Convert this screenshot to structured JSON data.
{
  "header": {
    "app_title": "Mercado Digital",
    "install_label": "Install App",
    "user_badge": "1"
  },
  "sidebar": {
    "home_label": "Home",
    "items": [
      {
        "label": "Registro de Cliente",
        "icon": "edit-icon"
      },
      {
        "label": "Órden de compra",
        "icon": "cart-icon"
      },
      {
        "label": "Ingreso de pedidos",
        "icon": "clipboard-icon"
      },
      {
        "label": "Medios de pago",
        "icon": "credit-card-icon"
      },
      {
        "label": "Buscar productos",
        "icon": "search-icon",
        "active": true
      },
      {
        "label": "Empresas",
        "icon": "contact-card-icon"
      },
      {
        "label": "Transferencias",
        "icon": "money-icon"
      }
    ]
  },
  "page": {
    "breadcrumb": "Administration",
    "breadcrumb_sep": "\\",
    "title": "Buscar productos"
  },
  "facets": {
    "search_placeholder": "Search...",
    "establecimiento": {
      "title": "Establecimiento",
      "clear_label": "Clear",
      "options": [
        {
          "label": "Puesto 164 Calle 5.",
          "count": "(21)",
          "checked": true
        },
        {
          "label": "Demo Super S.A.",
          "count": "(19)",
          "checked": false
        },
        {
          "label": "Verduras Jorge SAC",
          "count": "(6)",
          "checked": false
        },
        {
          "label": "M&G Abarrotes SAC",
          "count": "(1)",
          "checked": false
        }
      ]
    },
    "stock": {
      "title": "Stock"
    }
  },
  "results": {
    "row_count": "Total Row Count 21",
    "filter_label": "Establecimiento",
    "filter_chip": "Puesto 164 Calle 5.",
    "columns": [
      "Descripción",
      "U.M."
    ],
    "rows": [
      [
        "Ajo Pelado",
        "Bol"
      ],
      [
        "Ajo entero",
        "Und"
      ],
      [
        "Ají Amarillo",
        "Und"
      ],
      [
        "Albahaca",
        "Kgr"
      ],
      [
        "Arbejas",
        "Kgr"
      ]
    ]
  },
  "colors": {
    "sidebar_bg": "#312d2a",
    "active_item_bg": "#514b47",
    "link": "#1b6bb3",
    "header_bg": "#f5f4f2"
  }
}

━━━━━━━━━━

## Set exercise
Repeat every record, exactly as written.

## Final result
Convert this screenshot to structured JSON data.
{
  "header": {
    "app_title": "Mercado Digital",
    "install_label": "Install App",
    "user_badge": "1"
  },
  "sidebar": {
    "home_label": "Home",
    "items": [
      {
        "label": "Registro de Cliente",
        "icon": "edit-icon"
      },
      {
        "label": "Órden de compra",
        "icon": "cart-icon"
      },
      {
        "label": "Ingreso de pedidos",
        "icon": "clipboard-icon"
      },
      {
        "label": "Medios de pago",
        "icon": "credit-card-icon"
      },
      {
        "label": "Buscar productos",
        "icon": "search-icon",
        "active": true
      },
      {
        "label": "Empresas",
        "icon": "contact-card-icon"
      },
      {
        "label": "Transferencias",
        "icon": "money-icon"
      }
    ]
  },
  "page": {
    "breadcrumb": "Administration",
    "breadcrumb_sep": "\\",
    "title": "Buscar productos"
  },
  "facets": {
    "search_placeholder": "Search...",
    "establecimiento": {
      "title": "Establecimiento",
      "clear_label": "Clear",
      "options": [
        {
          "label": "Puesto 164 Calle 5.",
          "count": "(21)",
          "checked": true
        },
        {
          "label": "Demo Super S.A.",
          "count": "(19)",
          "checked": false
        },
        {
          "label": "Verduras Jorge SAC",
          "count": "(6)",
          "checked": false
        },
        {
          "label": "M&G Abarrotes SAC",
          "count": "(1)",
          "checked": false
        }
      ]
    },
    "stock": {
      "title": "Stock"
    }
  },
  "results": {
    "row_count": "Total Row Count 21",
    "filter_label": "Establecimiento",
    "filter_chip": "Puesto 164 Calle 5.",
    "columns": [
      "Descripción",
      "U.M."
    ],
    "rows": [
      [
        "Ajo Pelado",
        "Bol"
      ],
      [
        "Ajo entero",
        "Und"
      ],
      [
        "Ají Amarillo",
        "Und"
      ],
      [
        "Albahaca",
        "Kgr"
      ],
      [
        "Arbejas",
        "Kgr"
      ]
    ]
  },
  "colors": {
    "sidebar_bg": "#312d2a",
    "active_item_bg": "#514b47",
    "link": "#1b6bb3",
    "header_bg": "#f5f4f2"
  }
}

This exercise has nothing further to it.